━━━ Dataset entries ━━━

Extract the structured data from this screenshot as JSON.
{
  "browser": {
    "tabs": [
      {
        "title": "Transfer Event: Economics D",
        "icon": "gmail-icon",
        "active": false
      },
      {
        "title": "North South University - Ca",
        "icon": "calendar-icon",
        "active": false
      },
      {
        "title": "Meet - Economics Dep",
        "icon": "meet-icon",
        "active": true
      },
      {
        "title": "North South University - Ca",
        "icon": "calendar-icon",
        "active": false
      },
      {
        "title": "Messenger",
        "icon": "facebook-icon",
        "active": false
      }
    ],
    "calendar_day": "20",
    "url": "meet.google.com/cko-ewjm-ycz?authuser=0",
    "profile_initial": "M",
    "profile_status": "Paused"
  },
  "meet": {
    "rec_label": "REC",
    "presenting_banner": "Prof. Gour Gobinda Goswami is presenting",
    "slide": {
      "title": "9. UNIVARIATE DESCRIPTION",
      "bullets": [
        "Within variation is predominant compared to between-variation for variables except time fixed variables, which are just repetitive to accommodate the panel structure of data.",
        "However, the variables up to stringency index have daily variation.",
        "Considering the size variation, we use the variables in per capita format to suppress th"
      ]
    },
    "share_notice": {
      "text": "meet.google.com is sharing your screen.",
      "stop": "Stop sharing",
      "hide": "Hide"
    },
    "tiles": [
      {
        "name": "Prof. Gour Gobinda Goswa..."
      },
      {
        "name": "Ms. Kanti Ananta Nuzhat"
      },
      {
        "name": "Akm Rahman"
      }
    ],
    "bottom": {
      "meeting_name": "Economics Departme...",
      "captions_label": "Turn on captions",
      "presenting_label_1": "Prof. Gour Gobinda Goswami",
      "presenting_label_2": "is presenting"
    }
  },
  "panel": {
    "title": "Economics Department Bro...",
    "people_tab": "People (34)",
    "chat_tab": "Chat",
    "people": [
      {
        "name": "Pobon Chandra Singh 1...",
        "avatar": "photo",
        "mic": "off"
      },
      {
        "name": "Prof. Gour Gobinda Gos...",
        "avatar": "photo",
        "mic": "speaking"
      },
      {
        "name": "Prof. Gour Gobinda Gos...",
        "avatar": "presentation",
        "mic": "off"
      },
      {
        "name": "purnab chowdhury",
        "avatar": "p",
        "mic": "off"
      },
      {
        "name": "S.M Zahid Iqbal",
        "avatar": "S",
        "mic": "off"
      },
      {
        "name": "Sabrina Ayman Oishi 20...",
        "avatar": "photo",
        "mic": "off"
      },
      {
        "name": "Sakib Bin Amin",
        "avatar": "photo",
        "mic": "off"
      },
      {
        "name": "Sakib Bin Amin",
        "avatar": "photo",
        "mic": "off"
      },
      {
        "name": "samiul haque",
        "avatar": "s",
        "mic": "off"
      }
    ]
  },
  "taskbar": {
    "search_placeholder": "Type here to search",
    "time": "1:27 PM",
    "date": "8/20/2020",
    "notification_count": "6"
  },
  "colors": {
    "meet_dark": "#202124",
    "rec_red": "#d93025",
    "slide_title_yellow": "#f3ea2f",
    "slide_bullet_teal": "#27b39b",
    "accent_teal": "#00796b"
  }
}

━━━

Task directions: Copy out the whole listing exactly; please set it all down.

Task answer:
Extract the structured data from this screenshot as JSON.
{
  "browser": {
    "tabs": [
      {
        "title": "Transfer Event: Economics D",
        "icon": "gmail-icon",
        "active": false
      },
      {
        "title": "North South University - Ca",
        "icon": "calendar-icon",
        "active": false
      },
      {
        "title": "Meet - Economics Dep",
        "icon": "meet-icon",
        "active": true
      },
      {
        "title": "North South University - Ca",
        "icon": "calendar-icon",
        "active": false
      },
      {
        "title": "Messenger",
        "icon": "facebook-icon",
        "active": false
      }
    ],
    "calendar_day": "20",
    "url": "meet.google.com/cko-ewjm-ycz?authuser=0",
    "profile_initial": "M",
    "profile_status": "Paused"
  },
  "meet": {
    "rec_label": "REC",
    "presenting_banner": "Prof. Gour Gobinda Goswami is presenting",
    "slide": {
      "title": "9. UNIVARIATE DESCRIPTION",
      "bullets": [
        "Within variation is predominant compared to between-variation for variables except time fixed variables, which are just repetitive to accommodate the panel structure of data.",
        "However, the variables up to stringency index have daily variation.",
        "Considering the size variation, we use the variables in per capita format to suppress th"
      ]
    },
    "share_notice": {
      "text": "meet.google.com is sharing your screen.",
      "stop": "Stop sharing",
      "hide": "Hide"
    },
    "tiles": [
      {
        "name": "Prof. Gour Gobinda Goswa..."
      },
      {
        "name": "Ms. Kanti Ananta Nuzhat"
      },
      {
        "name": "Akm Rahman"
      }
    ],
    "bottom": {
      "meeting_name": "Economics Departme...",
      "captions_label": "Turn on captions",
      "presenting_label_1": "Prof. Gour Gobinda Goswami",
      "presenting_label_2": "is presenting"
    }
  },
  "panel": {
    "title": "Economics Department Bro...",
    "people_tab": "People (34)",
    "chat_tab": "Chat",
    "people": [
      {
        "name": "Pobon Chandra Singh 1...",
        "avatar": "photo",
        "mic": "off"
      },
      {
        "name": "Prof. Gour Gobinda Gos...",
        "avatar": "photo",
        "mic": "speaking"
      },
      {
        "name": "Prof. Gour Gobinda Gos...",
        "avatar": "presentation",
        "mic": "off"
      },
      {
        "name": "purnab chowdhury",
        "avatar": "p",
        "mic": "off"
      },
      {
        "name": "S.M Zahid Iqbal",
        "avatar": "S",
        "mic": "off"
      },
      {
        "name": "Sabrina Ayman Oishi 20...",
        "avatar": "photo",
        "mic": "off"
      },
      {
        "name": "Sakib Bin Amin",
        "avatar": "photo",
        "mic": "off"
      },
      {
        "name": "Sakib Bin Amin",
        "avatar": "photo",
        "mic": "off"
      },
      {
        "name": "samiul haque",
        "avatar": "s",
        "mic": "off"
      }
    ]
  },
  "taskbar": {
    "search_placeholder": "Type here to search",
    "time": "1:27 PM",
    "date": "8/20/2020",
    "notification_count": "6"
  },
  "colors": {
    "meet_dark": "#202124",
    "rec_red": "#d93025",
    "slide_title_yellow": "#f3ea2f",
    "slide_bullet_teal": "#27b39b",
    "accent_teal": "#00796b"
  }
}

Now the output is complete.